THE TASK | Which lines of the records below contain the word "prescription"? Show each one.

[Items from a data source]
>>>>
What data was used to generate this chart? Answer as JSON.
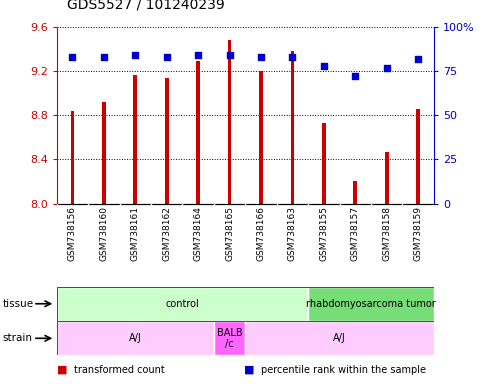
{
  "title": "GDS5527 / 101240239",
  "samples": [
    "GSM738156",
    "GSM738160",
    "GSM738161",
    "GSM738162",
    "GSM738164",
    "GSM738165",
    "GSM738166",
    "GSM738163",
    "GSM738155",
    "GSM738157",
    "GSM738158",
    "GSM738159"
  ],
  "bar_values": [
    8.84,
    8.92,
    9.16,
    9.14,
    9.29,
    9.48,
    9.2,
    9.38,
    8.73,
    8.2,
    8.47,
    8.86
  ],
  "dot_values": [
    83,
    83,
    84,
    83,
    84,
    84,
    83,
    83,
    78,
    72,
    77,
    82
  ],
  "bar_color": "#cc0000",
  "dot_color": "#0000cc",
  "ylim_left": [
    8.0,
    9.6
  ],
  "ylim_right": [
    0,
    100
  ],
  "yticks_left": [
    8.0,
    8.4,
    8.8,
    9.2,
    9.6
  ],
  "yticks_right": [
    0,
    25,
    50,
    75,
    100
  ],
  "tissue_groups": [
    {
      "label": "control",
      "start": 0,
      "end": 8,
      "color": "#ccffcc"
    },
    {
      "label": "rhabdomyosarcoma tumor",
      "start": 8,
      "end": 12,
      "color": "#77dd77"
    }
  ],
  "strain_groups": [
    {
      "label": "A/J",
      "start": 0,
      "end": 5,
      "color": "#ffccff"
    },
    {
      "label": "BALB\n/c",
      "start": 5,
      "end": 6,
      "color": "#ff66ff"
    },
    {
      "label": "A/J",
      "start": 6,
      "end": 12,
      "color": "#ffccff"
    }
  ],
  "legend_items": [
    {
      "color": "#cc0000",
      "label": "transformed count"
    },
    {
      "color": "#0000cc",
      "label": "percentile rank within the sample"
    }
  ],
  "bar_width": 0.12,
  "dot_size": 22,
  "title_fontsize": 10,
  "tick_label_color_left": "#cc0000",
  "tick_label_color_right": "#0000cc",
  "xlabels_bg": "#cccccc",
  "divider_color": "#ffffff"
}
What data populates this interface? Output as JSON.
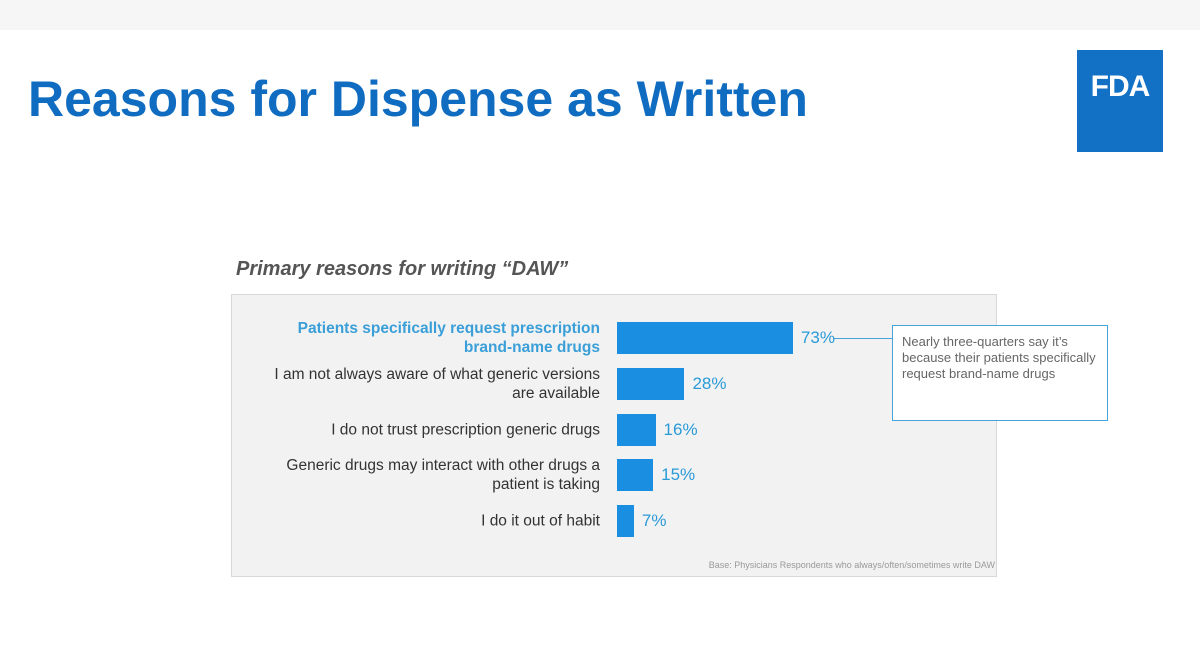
{
  "chart_data": {
    "type": "hbar",
    "title": "Reasons for Dispense as Written",
    "logo": "FDA",
    "subtitle": "Primary reasons for writing “DAW”",
    "categories": [
      "Patients specifically request prescription brand-name drugs",
      "I am not always aware of what generic versions are available",
      "I do not trust prescription generic drugs",
      "Generic drugs may interact with other drugs a patient is taking",
      "I do it out of habit"
    ],
    "values": [
      73,
      28,
      16,
      15,
      7
    ],
    "value_labels": [
      "73%",
      "28%",
      "16%",
      "15%",
      "7%"
    ],
    "color": "#1a8ee0",
    "annotation": "Nearly three-quarters say it’s because their patients specifically request brand-name drugs",
    "footnote": "Base: Physicians Respondents who always/often/sometimes write DAW"
  }
}
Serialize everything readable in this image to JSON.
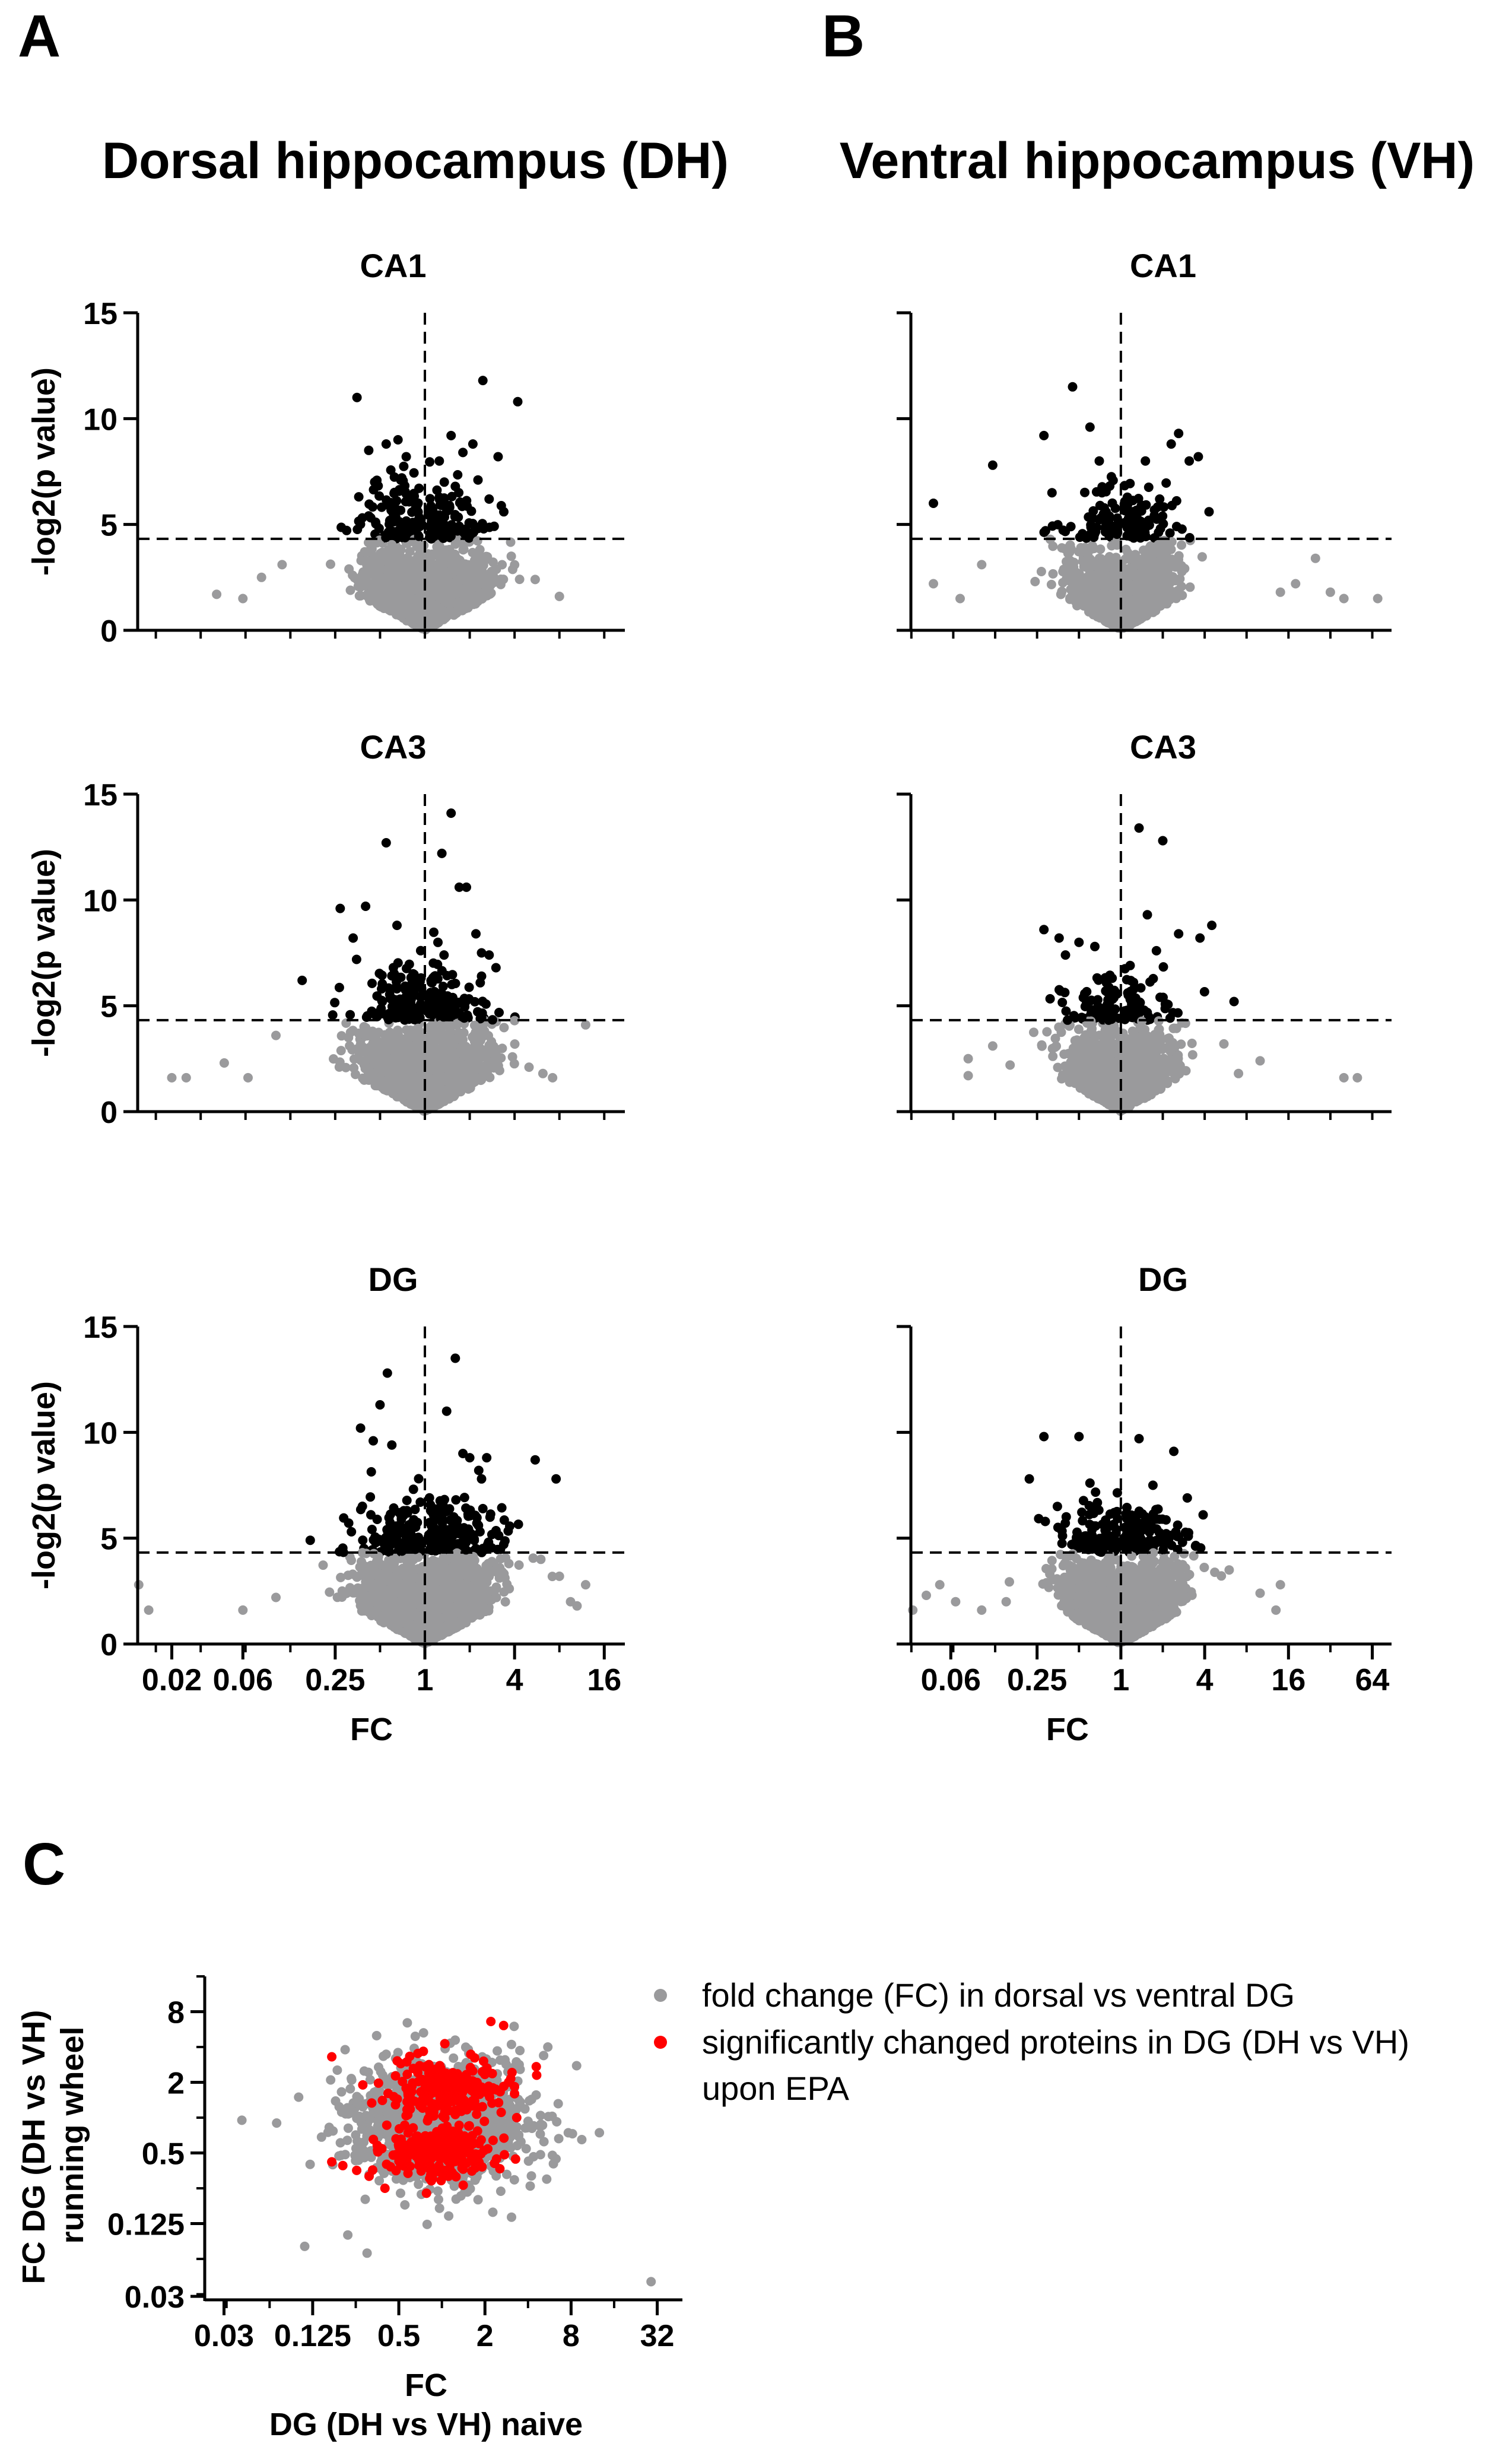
{
  "panels": {
    "A": {
      "letter": "A",
      "title": "Dorsal hippocampus (DH)"
    },
    "B": {
      "letter": "B",
      "title": "Ventral hippocampus (VH)"
    },
    "C": {
      "letter": "C"
    }
  },
  "colors": {
    "significant": "#000000",
    "nonsignificant": "#9a9a9c",
    "highlight": "#ff0000",
    "reference": "#9a9a9c"
  },
  "chart_data": [
    {
      "id": "dh-ca1",
      "type": "scatter",
      "title": "CA1",
      "ylabel": "-log2(p value)",
      "xlabel": "",
      "xscale": "log2",
      "xlim": [
        0.0118,
        22
      ],
      "ylim": [
        0,
        15
      ],
      "yticks": [
        0,
        5,
        10,
        15
      ],
      "xticks": [],
      "threshold_y": 4.32,
      "reference_x": 1,
      "spread_x": 0.65,
      "n_points": 1700,
      "significant_points": [
        [
          0.35,
          11.0
        ],
        [
          0.42,
          8.5
        ],
        [
          0.55,
          8.8
        ],
        [
          0.66,
          9.0
        ],
        [
          0.75,
          8.2
        ],
        [
          1.25,
          8.0
        ],
        [
          1.5,
          9.2
        ],
        [
          1.8,
          8.4
        ],
        [
          2.1,
          8.8
        ],
        [
          2.45,
          11.8
        ],
        [
          4.2,
          10.8
        ],
        [
          3.1,
          8.2
        ],
        [
          0.7,
          7.2
        ],
        [
          0.46,
          7.0
        ],
        [
          1.35,
          7.0
        ],
        [
          1.6,
          6.8
        ],
        [
          2.7,
          6.2
        ]
      ],
      "notable_gray_points": [
        [
          0.04,
          1.7
        ],
        [
          0.06,
          1.5
        ],
        [
          0.08,
          2.5
        ],
        [
          0.11,
          3.1
        ],
        [
          3.8,
          3.5
        ],
        [
          5.5,
          2.4
        ],
        [
          8.0,
          1.6
        ]
      ]
    },
    {
      "id": "vh-ca1",
      "type": "scatter",
      "title": "CA1",
      "ylabel": "",
      "xlabel": "",
      "xscale": "log2",
      "xlim": [
        0.031,
        88
      ],
      "ylim": [
        0,
        15
      ],
      "yticks": [],
      "xticks": [],
      "threshold_y": 4.32,
      "reference_x": 1,
      "spread_x": 0.6,
      "n_points": 1300,
      "significant_points": [
        [
          0.045,
          6.0
        ],
        [
          0.12,
          7.8
        ],
        [
          0.28,
          9.2
        ],
        [
          0.45,
          11.5
        ],
        [
          0.6,
          9.6
        ],
        [
          0.7,
          8.0
        ],
        [
          1.5,
          8.0
        ],
        [
          2.3,
          8.8
        ],
        [
          2.6,
          9.3
        ],
        [
          3.1,
          8.0
        ],
        [
          3.6,
          8.2
        ],
        [
          4.3,
          5.6
        ],
        [
          0.32,
          6.5
        ],
        [
          1.9,
          6.2
        ]
      ],
      "notable_gray_points": [
        [
          0.045,
          2.2
        ],
        [
          0.07,
          1.5
        ],
        [
          0.1,
          3.1
        ],
        [
          14.0,
          1.8
        ],
        [
          18.0,
          2.2
        ],
        [
          25.0,
          3.4
        ],
        [
          40.0,
          1.5
        ],
        [
          70.0,
          1.5
        ],
        [
          32.0,
          1.8
        ]
      ]
    },
    {
      "id": "dh-ca3",
      "type": "scatter",
      "title": "CA3",
      "ylabel": "-log2(p value)",
      "xlabel": "",
      "xscale": "log2",
      "xlim": [
        0.0118,
        22
      ],
      "ylim": [
        0,
        15
      ],
      "yticks": [
        0,
        5,
        10,
        15
      ],
      "xticks": [],
      "threshold_y": 4.32,
      "reference_x": 1,
      "spread_x": 0.65,
      "n_points": 1700,
      "significant_points": [
        [
          0.15,
          6.2
        ],
        [
          0.27,
          9.6
        ],
        [
          0.4,
          9.7
        ],
        [
          0.55,
          12.7
        ],
        [
          0.65,
          8.8
        ],
        [
          1.5,
          14.1
        ],
        [
          1.7,
          10.6
        ],
        [
          1.9,
          10.6
        ],
        [
          2.2,
          8.4
        ],
        [
          2.7,
          7.4
        ],
        [
          3.0,
          6.8
        ],
        [
          0.33,
          8.2
        ],
        [
          1.3,
          12.2
        ],
        [
          2.4,
          7.5
        ]
      ],
      "notable_gray_points": [
        [
          0.02,
          1.6
        ],
        [
          0.025,
          1.6
        ],
        [
          0.045,
          2.3
        ],
        [
          0.065,
          1.6
        ],
        [
          0.1,
          3.6
        ],
        [
          4.0,
          4.3
        ],
        [
          5.0,
          2.1
        ],
        [
          6.2,
          1.8
        ],
        [
          7.2,
          1.6
        ],
        [
          12.0,
          4.1
        ]
      ]
    },
    {
      "id": "vh-ca3",
      "type": "scatter",
      "title": "CA3",
      "ylabel": "",
      "xlabel": "",
      "xscale": "log2",
      "xlim": [
        0.031,
        88
      ],
      "ylim": [
        0,
        15
      ],
      "yticks": [],
      "xticks": [],
      "threshold_y": 4.32,
      "reference_x": 1,
      "spread_x": 0.6,
      "n_points": 1300,
      "significant_points": [
        [
          0.28,
          8.6
        ],
        [
          0.36,
          8.2
        ],
        [
          0.5,
          8.0
        ],
        [
          0.65,
          7.8
        ],
        [
          1.35,
          13.4
        ],
        [
          1.55,
          9.3
        ],
        [
          2.0,
          12.8
        ],
        [
          2.6,
          8.4
        ],
        [
          3.7,
          8.2
        ],
        [
          4.5,
          8.8
        ],
        [
          6.5,
          5.2
        ],
        [
          0.4,
          7.4
        ],
        [
          1.8,
          7.6
        ]
      ],
      "notable_gray_points": [
        [
          0.08,
          2.5
        ],
        [
          0.08,
          1.7
        ],
        [
          0.12,
          3.1
        ],
        [
          0.16,
          2.2
        ],
        [
          5.5,
          3.2
        ],
        [
          7.0,
          1.8
        ],
        [
          40.0,
          1.6
        ],
        [
          50.0,
          1.6
        ],
        [
          10.0,
          2.4
        ]
      ]
    },
    {
      "id": "dh-dg",
      "type": "scatter",
      "title": "DG",
      "ylabel": "-log2(p value)",
      "xlabel": "FC",
      "xscale": "log2",
      "xlim": [
        0.0118,
        22
      ],
      "ylim": [
        0,
        15
      ],
      "yticks": [
        0,
        5,
        10,
        15
      ],
      "xticks": [
        0.02,
        0.06,
        0.25,
        1,
        4,
        16
      ],
      "xtick_labels": [
        "0.02",
        "0.06",
        "0.25",
        "1",
        "4",
        "16"
      ],
      "threshold_y": 4.32,
      "reference_x": 1,
      "spread_x": 0.7,
      "n_points": 2200,
      "significant_points": [
        [
          0.17,
          4.9
        ],
        [
          0.37,
          10.2
        ],
        [
          0.5,
          11.3
        ],
        [
          0.56,
          12.8
        ],
        [
          0.6,
          9.4
        ],
        [
          1.6,
          13.5
        ],
        [
          1.8,
          9.0
        ],
        [
          2.0,
          8.8
        ],
        [
          2.3,
          8.2
        ],
        [
          2.6,
          8.8
        ],
        [
          5.5,
          8.7
        ],
        [
          7.6,
          7.8
        ],
        [
          0.45,
          9.6
        ],
        [
          1.4,
          11.0
        ],
        [
          2.4,
          7.8
        ]
      ],
      "notable_gray_points": [
        [
          0.012,
          2.8
        ],
        [
          0.014,
          1.6
        ],
        [
          0.06,
          1.6
        ],
        [
          0.1,
          2.2
        ],
        [
          6.0,
          4.0
        ],
        [
          8.0,
          3.2
        ],
        [
          9.5,
          2.0
        ],
        [
          10.5,
          1.8
        ],
        [
          12.0,
          2.8
        ]
      ]
    },
    {
      "id": "vh-dg",
      "type": "scatter",
      "title": "DG",
      "ylabel": "",
      "xlabel": "FC",
      "xscale": "log2",
      "xlim": [
        0.031,
        88
      ],
      "ylim": [
        0,
        15
      ],
      "yticks": [],
      "xticks": [
        0.06,
        0.25,
        1,
        4,
        16,
        64
      ],
      "xtick_labels": [
        "0.06",
        "0.25",
        "1",
        "4",
        "16",
        "64"
      ],
      "threshold_y": 4.32,
      "reference_x": 1,
      "spread_x": 0.65,
      "n_points": 2000,
      "significant_points": [
        [
          0.22,
          7.8
        ],
        [
          0.28,
          9.8
        ],
        [
          0.5,
          9.8
        ],
        [
          0.6,
          7.6
        ],
        [
          1.35,
          9.7
        ],
        [
          1.7,
          7.5
        ],
        [
          2.4,
          9.1
        ],
        [
          3.0,
          6.9
        ],
        [
          3.9,
          6.1
        ],
        [
          0.35,
          6.5
        ],
        [
          1.8,
          5.9
        ]
      ],
      "notable_gray_points": [
        [
          0.032,
          1.6
        ],
        [
          0.04,
          2.3
        ],
        [
          0.05,
          2.8
        ],
        [
          0.065,
          2.0
        ],
        [
          0.1,
          1.6
        ],
        [
          0.15,
          2.0
        ],
        [
          6.0,
          3.5
        ],
        [
          10.0,
          2.4
        ],
        [
          13.0,
          1.6
        ],
        [
          14.0,
          2.8
        ]
      ]
    },
    {
      "id": "dg-dh-vs-vh",
      "type": "scatter",
      "title": "",
      "xlabel": "FC",
      "xlabel2": "DG (DH vs VH) naive",
      "ylabel": "FC DG (DH vs VH)",
      "ylabel2": "running wheel",
      "xscale": "log2",
      "yscale": "log2",
      "xlim": [
        0.022,
        48
      ],
      "ylim": [
        0.028,
        16
      ],
      "xticks": [
        0.03,
        0.125,
        0.5,
        2,
        8,
        32
      ],
      "xtick_labels": [
        "0.03",
        "0.125",
        "0.5",
        "2",
        "8",
        "32"
      ],
      "yticks": [
        0.03,
        0.125,
        0.5,
        2,
        8
      ],
      "ytick_labels": [
        "0.03",
        "0.125",
        "0.5",
        "2",
        "8"
      ],
      "n_points": 1500,
      "n_red_up": 220,
      "n_red_down": 220,
      "notable_gray_points": [
        [
          0.04,
          0.95
        ],
        [
          0.07,
          0.9
        ],
        [
          0.11,
          0.08
        ],
        [
          0.16,
          0.75
        ],
        [
          0.12,
          0.4
        ],
        [
          0.22,
          0.1
        ],
        [
          0.3,
          0.07
        ],
        [
          0.35,
          5.0
        ],
        [
          9.5,
          0.65
        ],
        [
          29.0,
          0.04
        ],
        [
          3.2,
          6.0
        ],
        [
          5.5,
          4.0
        ]
      ],
      "notable_red_points": [
        [
          0.17,
          3.3
        ],
        [
          0.17,
          0.42
        ],
        [
          2.2,
          6.6
        ],
        [
          2.7,
          6.1
        ],
        [
          4.6,
          2.3
        ],
        [
          0.28,
          1.9
        ],
        [
          0.4,
          0.25
        ]
      ],
      "legend": [
        {
          "label": "fold change (FC) in dorsal vs ventral DG",
          "color": "#9a9a9c"
        },
        {
          "label": "significantly changed proteins in DG (DH vs VH)",
          "label_cont": "upon EPA",
          "color": "#ff0000"
        }
      ]
    }
  ]
}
<<<<
RESPONSE |
      "Patients specifically request prescription brand-name drugs",
      "I do not trust prescription generic drugs",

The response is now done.